#### [Written instruction]
Transcribe each line of the material as it is, and drop any picture.

Data listing:
========================

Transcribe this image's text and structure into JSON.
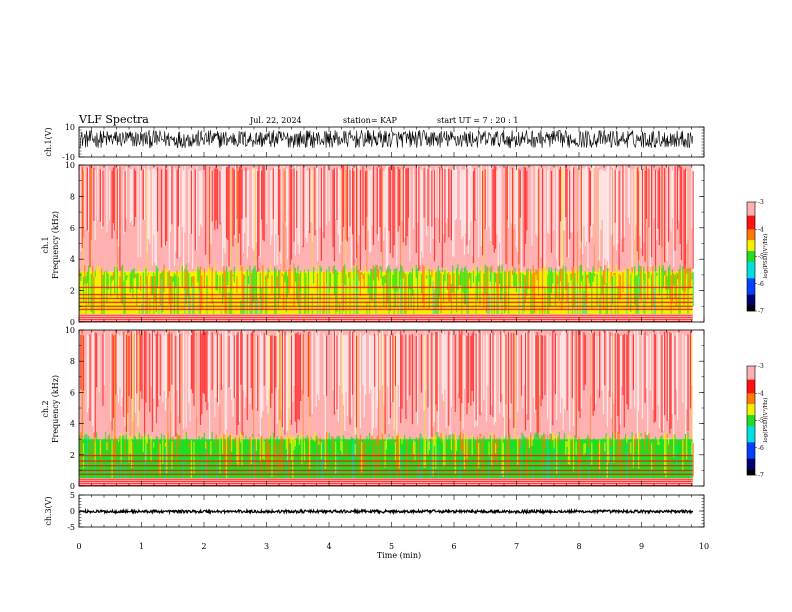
{
  "header": {
    "title": "VLF Spectra",
    "date": "Jul. 22, 2024",
    "station": "station= KAP",
    "start": "start UT =  7 : 20 : 1"
  },
  "colors": {
    "white": "#ffffff",
    "pink": "#ffb0b0",
    "red": "#ff1010",
    "orange": "#ff7a00",
    "yellow": "#f0f000",
    "green": "#22dd22",
    "cyan": "#00e0e0",
    "blue": "#0040ff",
    "navy": "#000070",
    "black": "#000000"
  },
  "chart_data": {
    "type": "heatmap",
    "x": {
      "label": "Time (min)",
      "range": [
        0,
        10
      ],
      "ticks": [
        "0",
        "1",
        "2",
        "3",
        "4",
        "5",
        "6",
        "7",
        "8",
        "9",
        "10"
      ],
      "data_end": 9.82
    },
    "panels": [
      {
        "id": "ch1-waveform",
        "type": "line",
        "ylabel": "ch.1(V)",
        "ylim": [
          -10,
          10
        ],
        "yticks": [
          "10",
          "-10"
        ],
        "typical_range": [
          -4,
          8
        ]
      },
      {
        "id": "ch1-spectrogram",
        "type": "heatmap",
        "ylabel_channel": "ch.1",
        "ylabel": "Frequency (kHz)",
        "ylim": [
          0,
          10
        ],
        "yticks": [
          "0",
          "2",
          "4",
          "6",
          "8",
          "10"
        ],
        "colorbar": {
          "label": "log(PSD)(V²/Hz)",
          "range": [
            -7,
            -3
          ],
          "ticks": [
            "-3",
            "-4",
            "-5",
            "-6",
            "-7"
          ]
        },
        "bands": [
          {
            "freq": [
              3.2,
              10
            ],
            "level": -3.4
          },
          {
            "freq": [
              0.5,
              3.2
            ],
            "level": -4.6
          },
          {
            "freq": [
              0,
              0.5
            ],
            "level": -3.6
          }
        ],
        "lines_khz": [
          2.2,
          1.75,
          1.5,
          1.25,
          1.0,
          0.8
        ]
      },
      {
        "id": "ch2-spectrogram",
        "type": "heatmap",
        "ylabel_channel": "ch.2",
        "ylabel": "Frequency (kHz)",
        "ylim": [
          0,
          10
        ],
        "yticks": [
          "0",
          "2",
          "4",
          "6",
          "8",
          "10"
        ],
        "colorbar": {
          "label": "log(PSD)(V²/Hz)",
          "range": [
            -7,
            -3
          ],
          "ticks": [
            "-3",
            "-4",
            "-5",
            "-6",
            "-7"
          ]
        },
        "bands": [
          {
            "freq": [
              3.0,
              10
            ],
            "level": -3.4
          },
          {
            "freq": [
              0.5,
              3.0
            ],
            "level": -4.9
          },
          {
            "freq": [
              0,
              0.5
            ],
            "level": -3.6
          }
        ],
        "lines_khz": [
          1.95,
          1.6,
          1.3,
          1.0,
          0.75
        ]
      },
      {
        "id": "ch3-waveform",
        "type": "line",
        "ylabel": "ch.3(V)",
        "ylim": [
          -5,
          5
        ],
        "yticks": [
          "5",
          "0",
          "-5"
        ],
        "typical_range": [
          -0.6,
          0.3
        ]
      }
    ]
  }
}
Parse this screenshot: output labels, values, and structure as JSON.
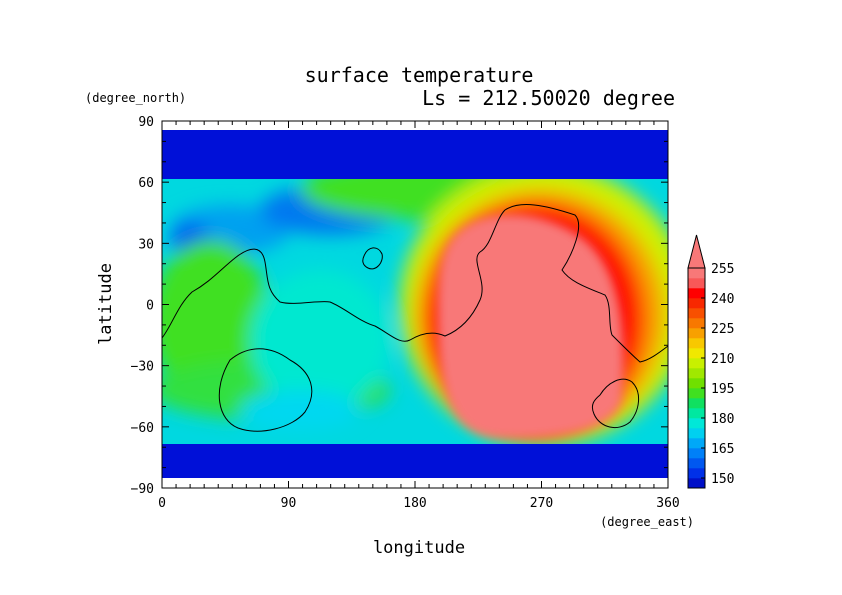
{
  "chart_data": {
    "type": "heatmap",
    "title": "surface temperature",
    "subtitle": "Ls = 212.50020 degree",
    "xlabel": "longitude",
    "ylabel": "latitude",
    "x_units": "(degree_east)",
    "y_units": "(degree_north)",
    "xlim": [
      0,
      360
    ],
    "ylim": [
      -90,
      90
    ],
    "x_ticks": [
      0,
      90,
      180,
      270,
      360
    ],
    "y_ticks": [
      90,
      60,
      30,
      0,
      -30,
      -60,
      -90
    ],
    "colorbar": {
      "levels": [
        145,
        150,
        155,
        160,
        165,
        170,
        175,
        180,
        185,
        190,
        195,
        200,
        205,
        210,
        215,
        220,
        225,
        230,
        235,
        240,
        245,
        250,
        255,
        260
      ],
      "labels": [
        "150",
        "165",
        "180",
        "195",
        "210",
        "225",
        "240",
        "255"
      ],
      "colors": [
        "#0010c8",
        "#0030e8",
        "#0058f0",
        "#0080f8",
        "#00a8f8",
        "#00d0f0",
        "#00e8d8",
        "#00e8a0",
        "#10e060",
        "#40e020",
        "#70e000",
        "#a0e800",
        "#c8f000",
        "#f0e800",
        "#f8c800",
        "#f8a000",
        "#f87800",
        "#f85000",
        "#f82800",
        "#ff0000",
        "#f85858",
        "#f87878"
      ],
      "extend": "max"
    },
    "field_description_values": {
      "polar_caps_temperature": 148,
      "southern_highlands_warm_region_max": 258,
      "northern_lowlands_typical": 180
    }
  }
}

========================

#### [Solved exercise]
Transcribe this image's text and structure into JSON.
{
  "header": {
    "title": "VLF Spectra",
    "date": "Jul. 22, 2024",
    "station": "station= KAP",
    "start": "start UT =  7 : 20 : 1"
  },
  "colors": {
    "white": "#ffffff",
    "pink": "#ffb0b0",
    "red": "#ff1010",
    "orange": "#ff7a00",
    "yellow": "#f0f000",
    "green": "#22dd22",
    "cyan": "#00e0e0",
    "blue": "#0040ff",
    "navy": "#000070",
    "black": "#000000"
  },
  "chart_data": {
    "type": "heatmap",
    "x": {
      "label": "Time (min)",
      "range": [
        0,
        10
      ],
      "ticks": [
        "0",
        "1",
        "2",
        "3",
        "4",
        "5",
        "6",
        "7",
        "8",
        "9",
        "10"
      ],
      "data_end": 9.82
    },
    "panels": [
      {
        "id": "ch1-waveform",
        "type": "line",
        "ylabel": "ch.1(V)",
        "ylim": [
          -10,
          10
        ],
        "yticks": [
          "10",
          "-10"
        ],
        "typical_range": [
          -4,
          8
        ]
      },
      {
        "id": "ch1-spectrogram",
        "type": "heatmap",
        "ylabel_channel": "ch.1",
        "ylabel": "Frequency (kHz)",
        "ylim": [
          0,
          10
        ],
        "yticks": [
          "0",
          "2",
          "4",
          "6",
          "8",
          "10"
        ],
        "colorbar": {
          "label": "log(PSD)(V²/Hz)",
          "range": [
            -7,
            -3
          ],
          "ticks": [
            "-3",
            "-4",
            "-5",
            "-6",
            "-7"
          ]
        },
        "bands": [
          {
            "freq": [
              3.2,
              10
            ],
            "level": -3.4
          },
          {
            "freq": [
              0.5,
              3.2
            ],
            "level": -4.6
          },
          {
            "freq": [
              0,
              0.5
            ],
            "level": -3.6
          }
        ],
        "lines_khz": [
          2.2,
          1.75,
          1.5,
          1.25,
          1.0,
          0.8
        ]
      },
      {
        "id": "ch2-spectrogram",
        "type": "heatmap",
        "ylabel_channel": "ch.2",
        "ylabel": "Frequency (kHz)",
        "ylim": [
          0,
          10
        ],
        "yticks": [
          "0",
          "2",
          "4",
          "6",
          "8",
          "10"
        ],
        "colorbar": {
          "label": "log(PSD)(V²/Hz)",
          "range": [
            -7,
            -3
          ],
          "ticks": [
            "-3",
            "-4",
            "-5",
            "-6",
            "-7"
          ]
        },
        "bands": [
          {
            "freq": [
              3.0,
              10
            ],
            "level": -3.4
          },
          {
            "freq": [
              0.5,
              3.0
            ],
            "level": -4.9
          },
          {
            "freq": [
              0,
              0.5
            ],
            "level": -3.6
          }
        ],
        "lines_khz": [
          1.95,
          1.6,
          1.3,
          1.0,
          0.75
        ]
      },
      {
        "id": "ch3-waveform",
        "type": "line",
        "ylabel": "ch.3(V)",
        "ylim": [
          -5,
          5
        ],
        "yticks": [
          "5",
          "0",
          "-5"
        ],
        "typical_range": [
          -0.6,
          0.3
        ]
      }
    ]
  }
}
Parse this screenshot: output labels, values, and structure as JSON.
{
  "chart_data": {
    "type": "heatmap",
    "title": "surface temperature",
    "subtitle": "Ls = 212.50020 degree",
    "xlabel": "longitude",
    "ylabel": "latitude",
    "x_units": "(degree_east)",
    "y_units": "(degree_north)",
    "xlim": [
      0,
      360
    ],
    "ylim": [
      -90,
      90
    ],
    "x_ticks": [
      0,
      90,
      180,
      270,
      360
    ],
    "y_ticks": [
      90,
      60,
      30,
      0,
      -30,
      -60,
      -90
    ],
    "colorbar": {
      "levels": [
        145,
        150,
        155,
        160,
        165,
        170,
        175,
        180,
        185,
        190,
        195,
        200,
        205,
        210,
        215,
        220,
        225,
        230,
        235,
        240,
        245,
        250,
        255,
        260
      ],
      "labels": [
        "150",
        "165",
        "180",
        "195",
        "210",
        "225",
        "240",
        "255"
      ],
      "colors": [
        "#0010c8",
        "#0030e8",
        "#0058f0",
        "#0080f8",
        "#00a8f8",
        "#00d0f0",
        "#00e8d8",
        "#00e8a0",
        "#10e060",
        "#40e020",
        "#70e000",
        "#a0e800",
        "#c8f000",
        "#f0e800",
        "#f8c800",
        "#f8a000",
        "#f87800",
        "#f85000",
        "#f82800",
        "#ff0000",
        "#f85858",
        "#f87878"
      ],
      "extend": "max"
    },
    "field_description_values": {
      "polar_caps_temperature": 148,
      "southern_highlands_warm_region_max": 258,
      "northern_lowlands_typical": 180
    }
  }
}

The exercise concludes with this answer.